#### Teks Bacaan
□ □ □ □

Ternyata Priguna Anugerah Sempat Ajak Korban Damai hingga Kasusnya Diselesaikan Secara Kekeluargaan

Muncul fakta bahwa Priguna Anugerah dokter PPDS Unpad tersebut sempat mengajak korban berdamai hingga kasusnya diselesaikan secara kekeluargaan.

Ternyata Priguna Anugerah Sempat Ajak Korban Damai hingga Kasusnya Diselesaikan Secara Kekeluargaan

INILAHKORAN - kasus pemerkosaan yang dilakukan dokter PPDS Unpad, Priguna Anugerah masih terus bergulir dengan munculnya fakta-fakta baru.

Muncul fakta bahwa Priguna Anugerah sempat mengajak korban berdamai hingga kasusnya diselesaikan secara kekeluargaan.

Hal ini disampaikan oleh kuasa hukum Priguna Anugerah, Ferdy Rizky Adilya saat menggelar konferensi pers.

Ferdy Rizky mengatakan bahwa sebelum kasus ini mencuat ke publik, pihak Priguna Anugerah telah mendatangi keluarga korban untuk meminta maaf dan mengajak berdamai.

"Sebelum pemberitaan di media saat ini berkembang klien kami melalui perwakilan keluarga telah bertemu dan menyampaikan secara langsung permintaan maaf kepada korban dan keluarga korban, hingga akhirnya dapat diselesaikan dengan baik secara kekeluargaan dan diadakan perdamaian," tambahnya.

□ □ □ □

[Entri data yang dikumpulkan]
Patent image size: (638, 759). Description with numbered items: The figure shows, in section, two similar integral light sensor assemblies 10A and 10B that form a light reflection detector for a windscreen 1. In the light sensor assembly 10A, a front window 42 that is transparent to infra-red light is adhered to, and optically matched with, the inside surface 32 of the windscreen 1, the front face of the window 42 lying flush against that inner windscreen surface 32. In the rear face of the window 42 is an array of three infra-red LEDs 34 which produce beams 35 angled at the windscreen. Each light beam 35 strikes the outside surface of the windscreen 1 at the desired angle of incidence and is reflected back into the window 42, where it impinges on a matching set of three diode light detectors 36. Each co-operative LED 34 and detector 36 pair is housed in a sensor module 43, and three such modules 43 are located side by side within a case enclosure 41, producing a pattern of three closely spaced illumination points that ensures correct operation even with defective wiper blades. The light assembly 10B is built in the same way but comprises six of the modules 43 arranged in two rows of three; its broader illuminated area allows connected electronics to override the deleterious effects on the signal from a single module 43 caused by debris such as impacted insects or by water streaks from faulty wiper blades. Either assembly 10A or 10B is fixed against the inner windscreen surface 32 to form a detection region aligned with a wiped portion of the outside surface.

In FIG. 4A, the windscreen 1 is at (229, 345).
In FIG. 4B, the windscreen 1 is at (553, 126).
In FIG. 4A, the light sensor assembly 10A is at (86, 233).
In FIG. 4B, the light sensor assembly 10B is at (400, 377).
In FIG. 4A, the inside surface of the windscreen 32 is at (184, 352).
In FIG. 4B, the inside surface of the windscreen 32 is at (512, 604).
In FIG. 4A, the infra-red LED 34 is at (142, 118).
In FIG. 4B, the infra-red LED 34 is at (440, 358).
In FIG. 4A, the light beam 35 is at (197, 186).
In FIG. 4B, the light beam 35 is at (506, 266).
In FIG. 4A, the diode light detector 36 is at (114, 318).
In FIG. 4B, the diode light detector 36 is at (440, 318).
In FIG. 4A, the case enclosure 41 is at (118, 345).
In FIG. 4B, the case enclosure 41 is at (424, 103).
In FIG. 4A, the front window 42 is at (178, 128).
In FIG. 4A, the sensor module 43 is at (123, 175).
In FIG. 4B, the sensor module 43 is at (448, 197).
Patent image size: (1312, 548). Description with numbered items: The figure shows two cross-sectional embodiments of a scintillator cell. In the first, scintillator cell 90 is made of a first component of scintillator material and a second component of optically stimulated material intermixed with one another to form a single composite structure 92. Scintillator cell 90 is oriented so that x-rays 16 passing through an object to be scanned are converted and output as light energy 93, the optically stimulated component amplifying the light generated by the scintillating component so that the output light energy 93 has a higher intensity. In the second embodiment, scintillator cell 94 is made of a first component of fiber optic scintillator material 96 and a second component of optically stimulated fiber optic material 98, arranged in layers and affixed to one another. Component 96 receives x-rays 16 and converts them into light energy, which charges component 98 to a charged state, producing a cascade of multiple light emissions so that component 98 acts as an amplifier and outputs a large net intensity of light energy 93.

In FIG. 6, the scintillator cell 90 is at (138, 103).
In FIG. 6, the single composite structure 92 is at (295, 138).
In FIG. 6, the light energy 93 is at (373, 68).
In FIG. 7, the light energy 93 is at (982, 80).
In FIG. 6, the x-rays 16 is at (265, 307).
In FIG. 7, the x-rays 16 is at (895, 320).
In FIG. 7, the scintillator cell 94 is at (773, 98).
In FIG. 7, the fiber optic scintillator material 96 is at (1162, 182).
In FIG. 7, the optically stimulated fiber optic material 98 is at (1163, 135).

□ □ □ □

#### Petunjuk Latihan
1. Salin tanpa perubahan bagian berita tentang kasus Priguna Anugerah yang diawali dengan kata-kata "INILAHKORAN - kasus" dan diakhiri dengan kata-kata "menggelar konferensi pers.".
2. Lanjutkan berita tentang ajakan damai Priguna Anugerah kepada korban, mulai setelah kalimat terakhir yang tertera.

#### Jawaban Tugas
1.
INILAHKORAN - kasus pemerkosaan yang dilakukan dokter PPDS Unpad, Priguna Anugerah masih terus bergulir dengan munculnya fakta-fakta baru.

Muncul fakta bahwa Priguna Anugerah sempat mengajak korban berdamai hingga kasusnya diselesaikan secara kekeluargaan.

Hal ini disampaikan oleh kuasa hukum Priguna Anugerah, Ferdy Rizky Adilya saat menggelar konferensi pers.

2.
Tak hanya itu, Ferdy menyebut bahwa keluarga korban sempat mencabut laporan. Namun, kliennya tetap bertanggung jawab sesuai hukum yang berlaku.

"Klien kami juga bersedia bertanggung jawab di depan hukum dan akan menerima konsekuensi atas perbuatannya, termasuk konsekuensi terburuk di dalam hubungan rumah tangganya," ujarnya.

Priguna lewat kuasa hukumnya juga meminta masyarakat tidak menghakimi dan menyebarluaskan identitas berupa foto dan data pribadinya dan seluruh keluarganya.

"Karena mereka tidak bersalah dan tidak turut serta dalam permasalahan. yang sedang dihadapi klien kami ini," ungkapnya.

Selama proses hukum, Fredy memastikan bahwa kliennya bakal kooperatif membantu penyidik mengungkap kasus ini.

"Klien kami akan berperilaku kooperatif dalam menghadapi proses hukum ini, karena kami percaya hal tersebut akan memperlancar proses hukum dan membantu mengungkap kebenaran yang sesungguhnya," pungkasnya.